== Do this ==
Search the data below for the string "JSON". Extract every line that contains it.

=====

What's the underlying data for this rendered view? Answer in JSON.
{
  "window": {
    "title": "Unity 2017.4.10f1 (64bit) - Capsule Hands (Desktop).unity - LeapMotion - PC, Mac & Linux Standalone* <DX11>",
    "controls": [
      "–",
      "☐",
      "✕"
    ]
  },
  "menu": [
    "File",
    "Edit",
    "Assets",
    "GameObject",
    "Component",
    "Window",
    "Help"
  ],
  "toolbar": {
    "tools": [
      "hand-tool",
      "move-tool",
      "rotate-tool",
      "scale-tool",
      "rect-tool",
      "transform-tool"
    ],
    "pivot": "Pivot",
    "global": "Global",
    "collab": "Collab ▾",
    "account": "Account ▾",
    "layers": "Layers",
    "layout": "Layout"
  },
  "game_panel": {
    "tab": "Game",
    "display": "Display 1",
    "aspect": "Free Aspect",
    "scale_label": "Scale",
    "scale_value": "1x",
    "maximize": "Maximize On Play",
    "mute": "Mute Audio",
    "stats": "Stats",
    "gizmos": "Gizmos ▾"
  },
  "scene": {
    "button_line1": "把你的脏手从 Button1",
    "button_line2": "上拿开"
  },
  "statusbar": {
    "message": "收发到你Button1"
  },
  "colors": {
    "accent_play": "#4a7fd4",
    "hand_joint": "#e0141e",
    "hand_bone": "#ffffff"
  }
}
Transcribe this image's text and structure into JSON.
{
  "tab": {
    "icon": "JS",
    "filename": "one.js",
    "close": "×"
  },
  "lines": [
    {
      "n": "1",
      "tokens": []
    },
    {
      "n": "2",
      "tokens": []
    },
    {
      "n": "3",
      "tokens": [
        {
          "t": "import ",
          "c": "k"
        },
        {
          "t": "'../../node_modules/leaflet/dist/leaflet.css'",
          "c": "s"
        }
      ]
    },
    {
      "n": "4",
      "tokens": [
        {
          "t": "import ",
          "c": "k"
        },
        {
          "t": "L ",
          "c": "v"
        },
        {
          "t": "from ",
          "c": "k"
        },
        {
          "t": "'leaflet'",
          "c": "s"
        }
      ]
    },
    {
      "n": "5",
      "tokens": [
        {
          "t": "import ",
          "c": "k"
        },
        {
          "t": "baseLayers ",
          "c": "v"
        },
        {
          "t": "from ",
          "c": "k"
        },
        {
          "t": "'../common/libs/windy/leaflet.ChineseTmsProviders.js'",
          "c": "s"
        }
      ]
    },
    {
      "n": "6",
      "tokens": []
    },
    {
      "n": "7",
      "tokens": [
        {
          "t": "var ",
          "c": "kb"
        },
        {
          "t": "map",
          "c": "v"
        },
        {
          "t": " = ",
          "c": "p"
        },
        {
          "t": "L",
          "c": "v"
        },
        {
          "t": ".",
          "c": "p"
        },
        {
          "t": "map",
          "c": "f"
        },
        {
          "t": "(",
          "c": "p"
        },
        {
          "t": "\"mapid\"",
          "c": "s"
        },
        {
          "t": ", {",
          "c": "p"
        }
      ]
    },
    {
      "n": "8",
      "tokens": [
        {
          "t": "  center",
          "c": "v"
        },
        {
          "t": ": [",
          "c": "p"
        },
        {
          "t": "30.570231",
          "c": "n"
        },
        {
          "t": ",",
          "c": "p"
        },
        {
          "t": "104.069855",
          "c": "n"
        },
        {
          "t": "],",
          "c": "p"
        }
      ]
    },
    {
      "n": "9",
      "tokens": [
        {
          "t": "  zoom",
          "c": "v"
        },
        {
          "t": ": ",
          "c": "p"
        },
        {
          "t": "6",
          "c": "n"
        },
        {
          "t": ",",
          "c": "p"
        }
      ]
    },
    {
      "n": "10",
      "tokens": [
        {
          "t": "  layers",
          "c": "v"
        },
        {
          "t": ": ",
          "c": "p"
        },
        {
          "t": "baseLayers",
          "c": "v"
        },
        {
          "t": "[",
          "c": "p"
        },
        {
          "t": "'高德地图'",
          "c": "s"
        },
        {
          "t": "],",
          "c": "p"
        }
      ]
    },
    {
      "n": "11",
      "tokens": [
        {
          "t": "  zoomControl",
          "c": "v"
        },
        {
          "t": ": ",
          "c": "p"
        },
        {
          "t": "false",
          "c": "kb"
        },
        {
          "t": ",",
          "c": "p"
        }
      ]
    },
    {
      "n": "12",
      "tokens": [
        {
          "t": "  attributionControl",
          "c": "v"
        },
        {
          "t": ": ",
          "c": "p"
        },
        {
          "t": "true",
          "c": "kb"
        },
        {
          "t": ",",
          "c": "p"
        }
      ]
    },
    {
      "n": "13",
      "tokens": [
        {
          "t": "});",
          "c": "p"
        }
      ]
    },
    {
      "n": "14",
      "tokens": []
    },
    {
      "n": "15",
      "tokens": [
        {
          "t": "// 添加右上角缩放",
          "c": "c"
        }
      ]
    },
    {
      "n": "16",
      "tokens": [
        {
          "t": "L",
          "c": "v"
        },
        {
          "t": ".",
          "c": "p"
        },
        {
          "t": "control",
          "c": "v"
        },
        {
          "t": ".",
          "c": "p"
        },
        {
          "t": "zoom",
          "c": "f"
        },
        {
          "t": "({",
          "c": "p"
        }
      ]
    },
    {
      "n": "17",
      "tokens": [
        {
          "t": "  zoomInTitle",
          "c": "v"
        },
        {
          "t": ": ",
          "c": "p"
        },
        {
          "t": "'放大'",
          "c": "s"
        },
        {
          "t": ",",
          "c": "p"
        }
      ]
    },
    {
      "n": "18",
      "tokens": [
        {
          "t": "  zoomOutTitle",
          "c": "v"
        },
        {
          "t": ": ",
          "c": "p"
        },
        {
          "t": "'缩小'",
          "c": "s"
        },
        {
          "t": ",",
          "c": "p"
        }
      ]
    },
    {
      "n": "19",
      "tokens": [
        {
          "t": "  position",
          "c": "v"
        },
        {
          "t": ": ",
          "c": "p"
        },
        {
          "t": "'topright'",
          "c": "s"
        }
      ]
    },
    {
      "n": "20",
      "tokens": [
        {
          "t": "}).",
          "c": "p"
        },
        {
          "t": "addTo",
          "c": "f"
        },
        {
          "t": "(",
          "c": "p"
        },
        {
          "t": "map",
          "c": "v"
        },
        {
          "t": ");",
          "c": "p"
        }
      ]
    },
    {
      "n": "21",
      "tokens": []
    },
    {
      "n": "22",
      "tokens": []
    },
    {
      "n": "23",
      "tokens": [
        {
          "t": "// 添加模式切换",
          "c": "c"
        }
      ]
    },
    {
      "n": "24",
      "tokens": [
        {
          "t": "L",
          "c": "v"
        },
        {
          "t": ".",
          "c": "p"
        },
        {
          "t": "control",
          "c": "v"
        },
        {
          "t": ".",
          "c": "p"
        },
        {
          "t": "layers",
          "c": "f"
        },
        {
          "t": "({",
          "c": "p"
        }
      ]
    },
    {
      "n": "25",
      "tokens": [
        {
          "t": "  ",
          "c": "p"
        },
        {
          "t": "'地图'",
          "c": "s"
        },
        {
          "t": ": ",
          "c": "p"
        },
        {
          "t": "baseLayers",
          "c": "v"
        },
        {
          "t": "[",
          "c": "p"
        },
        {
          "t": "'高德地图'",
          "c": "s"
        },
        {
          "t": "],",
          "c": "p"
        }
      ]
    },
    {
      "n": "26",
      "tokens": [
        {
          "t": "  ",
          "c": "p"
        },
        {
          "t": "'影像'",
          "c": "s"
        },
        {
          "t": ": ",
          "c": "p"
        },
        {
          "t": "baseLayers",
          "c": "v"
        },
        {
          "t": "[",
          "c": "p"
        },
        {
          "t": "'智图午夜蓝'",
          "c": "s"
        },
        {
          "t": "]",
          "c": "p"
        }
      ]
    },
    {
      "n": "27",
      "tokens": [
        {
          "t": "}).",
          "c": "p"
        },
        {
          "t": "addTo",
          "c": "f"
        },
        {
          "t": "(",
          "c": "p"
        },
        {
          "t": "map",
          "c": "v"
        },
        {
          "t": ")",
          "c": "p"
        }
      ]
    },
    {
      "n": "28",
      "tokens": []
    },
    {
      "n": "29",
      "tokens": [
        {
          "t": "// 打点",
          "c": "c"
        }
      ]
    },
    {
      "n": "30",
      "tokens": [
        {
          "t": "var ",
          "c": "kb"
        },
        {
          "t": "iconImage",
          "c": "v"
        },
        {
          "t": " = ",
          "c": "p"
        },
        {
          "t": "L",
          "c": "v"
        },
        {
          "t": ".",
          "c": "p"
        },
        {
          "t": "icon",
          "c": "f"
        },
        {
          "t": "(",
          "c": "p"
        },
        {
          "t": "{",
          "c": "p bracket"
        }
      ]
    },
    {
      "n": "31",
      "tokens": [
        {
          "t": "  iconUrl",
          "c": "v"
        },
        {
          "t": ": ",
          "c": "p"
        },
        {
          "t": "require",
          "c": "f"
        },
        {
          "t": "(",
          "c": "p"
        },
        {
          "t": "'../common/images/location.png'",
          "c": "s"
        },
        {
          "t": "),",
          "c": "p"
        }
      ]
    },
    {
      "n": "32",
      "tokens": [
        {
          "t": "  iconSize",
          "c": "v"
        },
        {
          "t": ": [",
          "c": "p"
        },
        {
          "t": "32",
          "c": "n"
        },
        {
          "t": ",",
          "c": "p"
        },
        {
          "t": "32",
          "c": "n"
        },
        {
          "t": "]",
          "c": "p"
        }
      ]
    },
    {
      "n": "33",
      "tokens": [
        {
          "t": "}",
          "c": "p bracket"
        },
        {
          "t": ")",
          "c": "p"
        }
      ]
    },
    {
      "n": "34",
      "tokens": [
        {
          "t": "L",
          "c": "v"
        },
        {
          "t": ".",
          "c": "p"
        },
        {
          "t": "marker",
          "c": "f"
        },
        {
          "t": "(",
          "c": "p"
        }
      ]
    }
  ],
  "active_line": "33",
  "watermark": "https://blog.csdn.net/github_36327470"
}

=====

== Solution to the problem ==
What's the underlying data for this rendered view? Answer in JSON.
Transcribe this image's text and structure into JSON.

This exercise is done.